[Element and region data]
Start

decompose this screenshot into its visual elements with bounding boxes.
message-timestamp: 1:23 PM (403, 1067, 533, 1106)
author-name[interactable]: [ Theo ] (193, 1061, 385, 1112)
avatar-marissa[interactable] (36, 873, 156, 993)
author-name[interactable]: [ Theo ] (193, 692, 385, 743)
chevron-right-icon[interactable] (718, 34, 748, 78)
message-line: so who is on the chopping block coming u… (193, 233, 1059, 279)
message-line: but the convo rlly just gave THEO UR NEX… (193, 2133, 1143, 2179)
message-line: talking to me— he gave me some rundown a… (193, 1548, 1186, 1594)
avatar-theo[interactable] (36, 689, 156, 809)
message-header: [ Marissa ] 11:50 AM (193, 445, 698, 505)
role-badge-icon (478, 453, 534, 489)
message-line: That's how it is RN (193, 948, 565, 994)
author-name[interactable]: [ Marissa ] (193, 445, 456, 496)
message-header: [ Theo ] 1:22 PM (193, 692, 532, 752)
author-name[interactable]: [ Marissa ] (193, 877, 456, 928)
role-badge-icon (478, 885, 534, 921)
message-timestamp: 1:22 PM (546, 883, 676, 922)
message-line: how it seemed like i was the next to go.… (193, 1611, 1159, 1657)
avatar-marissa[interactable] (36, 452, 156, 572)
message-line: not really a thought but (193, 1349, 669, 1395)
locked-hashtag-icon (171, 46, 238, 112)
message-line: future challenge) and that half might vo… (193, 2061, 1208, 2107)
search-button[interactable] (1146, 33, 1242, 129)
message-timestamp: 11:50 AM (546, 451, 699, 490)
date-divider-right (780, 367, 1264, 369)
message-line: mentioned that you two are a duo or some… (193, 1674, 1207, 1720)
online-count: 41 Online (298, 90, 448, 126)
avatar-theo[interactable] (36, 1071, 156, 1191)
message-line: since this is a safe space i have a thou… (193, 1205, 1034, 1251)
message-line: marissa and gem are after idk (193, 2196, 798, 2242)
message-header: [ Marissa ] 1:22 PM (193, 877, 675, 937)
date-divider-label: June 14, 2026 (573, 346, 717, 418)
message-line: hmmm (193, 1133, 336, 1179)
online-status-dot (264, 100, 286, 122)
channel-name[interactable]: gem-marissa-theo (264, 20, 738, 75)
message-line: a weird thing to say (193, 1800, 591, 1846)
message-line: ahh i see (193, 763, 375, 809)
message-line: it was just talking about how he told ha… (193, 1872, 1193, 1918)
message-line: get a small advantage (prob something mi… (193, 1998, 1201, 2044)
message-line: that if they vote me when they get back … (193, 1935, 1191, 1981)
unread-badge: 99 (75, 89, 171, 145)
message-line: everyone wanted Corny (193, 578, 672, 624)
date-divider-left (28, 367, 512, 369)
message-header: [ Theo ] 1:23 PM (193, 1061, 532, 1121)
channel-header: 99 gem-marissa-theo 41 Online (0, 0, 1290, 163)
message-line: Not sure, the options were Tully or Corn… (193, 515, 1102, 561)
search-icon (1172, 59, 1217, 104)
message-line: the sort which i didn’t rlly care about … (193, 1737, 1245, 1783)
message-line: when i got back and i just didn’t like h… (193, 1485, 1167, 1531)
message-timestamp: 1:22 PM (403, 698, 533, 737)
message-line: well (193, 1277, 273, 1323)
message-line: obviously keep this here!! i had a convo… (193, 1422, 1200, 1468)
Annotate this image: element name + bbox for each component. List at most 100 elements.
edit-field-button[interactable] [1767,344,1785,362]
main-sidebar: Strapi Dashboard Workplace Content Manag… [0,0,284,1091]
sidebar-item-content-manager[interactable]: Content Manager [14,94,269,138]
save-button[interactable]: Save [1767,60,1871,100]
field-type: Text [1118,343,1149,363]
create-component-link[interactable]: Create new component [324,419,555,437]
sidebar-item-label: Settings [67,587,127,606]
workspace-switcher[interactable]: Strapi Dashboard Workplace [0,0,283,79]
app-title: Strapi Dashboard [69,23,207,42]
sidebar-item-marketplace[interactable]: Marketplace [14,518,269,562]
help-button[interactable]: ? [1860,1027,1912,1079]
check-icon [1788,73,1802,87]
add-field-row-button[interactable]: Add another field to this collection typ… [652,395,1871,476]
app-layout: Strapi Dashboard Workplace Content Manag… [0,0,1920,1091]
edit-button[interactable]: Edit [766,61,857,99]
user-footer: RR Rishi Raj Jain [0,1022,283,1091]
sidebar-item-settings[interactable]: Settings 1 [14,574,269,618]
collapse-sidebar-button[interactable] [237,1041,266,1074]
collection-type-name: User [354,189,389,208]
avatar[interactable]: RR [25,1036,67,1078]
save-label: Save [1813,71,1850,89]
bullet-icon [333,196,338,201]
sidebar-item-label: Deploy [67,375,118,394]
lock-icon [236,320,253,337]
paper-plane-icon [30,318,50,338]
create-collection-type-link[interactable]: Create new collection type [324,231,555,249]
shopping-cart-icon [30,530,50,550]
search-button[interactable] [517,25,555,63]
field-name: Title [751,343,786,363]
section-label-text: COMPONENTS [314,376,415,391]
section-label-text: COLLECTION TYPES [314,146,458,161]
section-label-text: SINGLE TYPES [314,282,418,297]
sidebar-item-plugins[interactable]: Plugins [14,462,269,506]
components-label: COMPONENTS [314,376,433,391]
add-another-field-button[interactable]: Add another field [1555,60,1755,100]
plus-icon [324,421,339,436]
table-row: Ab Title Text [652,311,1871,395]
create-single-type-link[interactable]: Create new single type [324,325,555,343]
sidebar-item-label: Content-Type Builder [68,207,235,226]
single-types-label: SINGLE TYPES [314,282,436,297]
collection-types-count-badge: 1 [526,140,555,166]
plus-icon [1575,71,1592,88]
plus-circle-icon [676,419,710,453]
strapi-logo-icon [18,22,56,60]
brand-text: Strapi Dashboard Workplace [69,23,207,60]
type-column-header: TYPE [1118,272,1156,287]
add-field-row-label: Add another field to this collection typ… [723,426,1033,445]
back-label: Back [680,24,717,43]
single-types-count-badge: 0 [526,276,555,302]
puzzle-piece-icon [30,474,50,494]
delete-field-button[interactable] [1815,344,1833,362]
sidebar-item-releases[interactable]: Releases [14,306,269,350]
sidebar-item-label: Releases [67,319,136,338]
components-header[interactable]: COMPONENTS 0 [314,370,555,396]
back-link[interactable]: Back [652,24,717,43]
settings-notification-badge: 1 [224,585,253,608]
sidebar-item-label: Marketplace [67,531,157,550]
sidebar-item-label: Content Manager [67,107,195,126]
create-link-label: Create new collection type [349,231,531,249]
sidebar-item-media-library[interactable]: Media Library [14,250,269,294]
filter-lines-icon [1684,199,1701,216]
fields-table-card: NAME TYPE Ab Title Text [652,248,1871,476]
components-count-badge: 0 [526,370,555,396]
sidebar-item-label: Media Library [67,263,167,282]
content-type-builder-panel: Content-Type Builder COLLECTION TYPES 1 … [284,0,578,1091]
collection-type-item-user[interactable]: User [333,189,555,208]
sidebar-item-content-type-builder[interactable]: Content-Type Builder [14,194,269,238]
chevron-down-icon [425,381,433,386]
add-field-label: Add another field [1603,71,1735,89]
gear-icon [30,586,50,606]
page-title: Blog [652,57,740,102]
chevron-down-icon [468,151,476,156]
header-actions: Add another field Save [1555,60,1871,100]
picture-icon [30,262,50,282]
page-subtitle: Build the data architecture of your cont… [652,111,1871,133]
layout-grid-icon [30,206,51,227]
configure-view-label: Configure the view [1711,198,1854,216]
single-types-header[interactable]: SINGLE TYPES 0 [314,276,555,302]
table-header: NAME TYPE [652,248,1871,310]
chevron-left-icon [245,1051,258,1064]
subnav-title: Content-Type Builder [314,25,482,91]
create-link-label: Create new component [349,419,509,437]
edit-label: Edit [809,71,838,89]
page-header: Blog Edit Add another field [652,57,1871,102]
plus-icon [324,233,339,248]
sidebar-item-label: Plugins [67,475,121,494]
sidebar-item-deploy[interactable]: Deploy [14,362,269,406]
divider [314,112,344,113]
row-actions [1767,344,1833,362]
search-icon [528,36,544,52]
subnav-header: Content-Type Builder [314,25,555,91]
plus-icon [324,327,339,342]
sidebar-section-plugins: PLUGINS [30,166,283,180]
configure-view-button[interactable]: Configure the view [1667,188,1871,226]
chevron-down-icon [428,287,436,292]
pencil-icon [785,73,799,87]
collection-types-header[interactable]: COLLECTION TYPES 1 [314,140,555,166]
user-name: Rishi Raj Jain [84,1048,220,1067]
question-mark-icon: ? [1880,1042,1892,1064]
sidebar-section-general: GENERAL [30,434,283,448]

End

• AIM OF THE EXERCISE:
Switch every "author-name" to "sender-name" in the stretch from the start of the material through the line containing "locked-hashtag-icon (171, 46, 238, 112)", and write out those lines again with everything else unchanged.

• ANSWER FOR THIS EXERCISE:
decompose this screenshot into its visual elements with bounding boxes.
message-timestamp: 1:23 PM (403, 1067, 533, 1106)
sender-name[interactable]: [ Theo ] (193, 1061, 385, 1112)
avatar-marissa[interactable] (36, 873, 156, 993)
sender-name[interactable]: [ Theo ] (193, 692, 385, 743)
chevron-right-icon[interactable] (718, 34, 748, 78)
message-line: so who is on the chopping block coming u… (193, 233, 1059, 279)
message-line: but the convo rlly just gave THEO UR NEX… (193, 2133, 1143, 2179)
message-line: talking to me— he gave me some rundown a… (193, 1548, 1186, 1594)
avatar-theo[interactable] (36, 689, 156, 809)
message-header: [ Marissa ] 11:50 AM (193, 445, 698, 505)
role-badge-icon (478, 453, 534, 489)
message-line: That's how it is RN (193, 948, 565, 994)
sender-name[interactable]: [ Marissa ] (193, 445, 456, 496)
message-header: [ Theo ] 1:22 PM (193, 692, 532, 752)
sender-name[interactable]: [ Marissa ] (193, 877, 456, 928)
role-badge-icon (478, 885, 534, 921)
message-timestamp: 1:22 PM (546, 883, 676, 922)
message-line: how it seemed like i was the next to go.… (193, 1611, 1159, 1657)
avatar-marissa[interactable] (36, 452, 156, 572)
message-line: not really a thought but (193, 1349, 669, 1395)
locked-hashtag-icon (171, 46, 238, 112)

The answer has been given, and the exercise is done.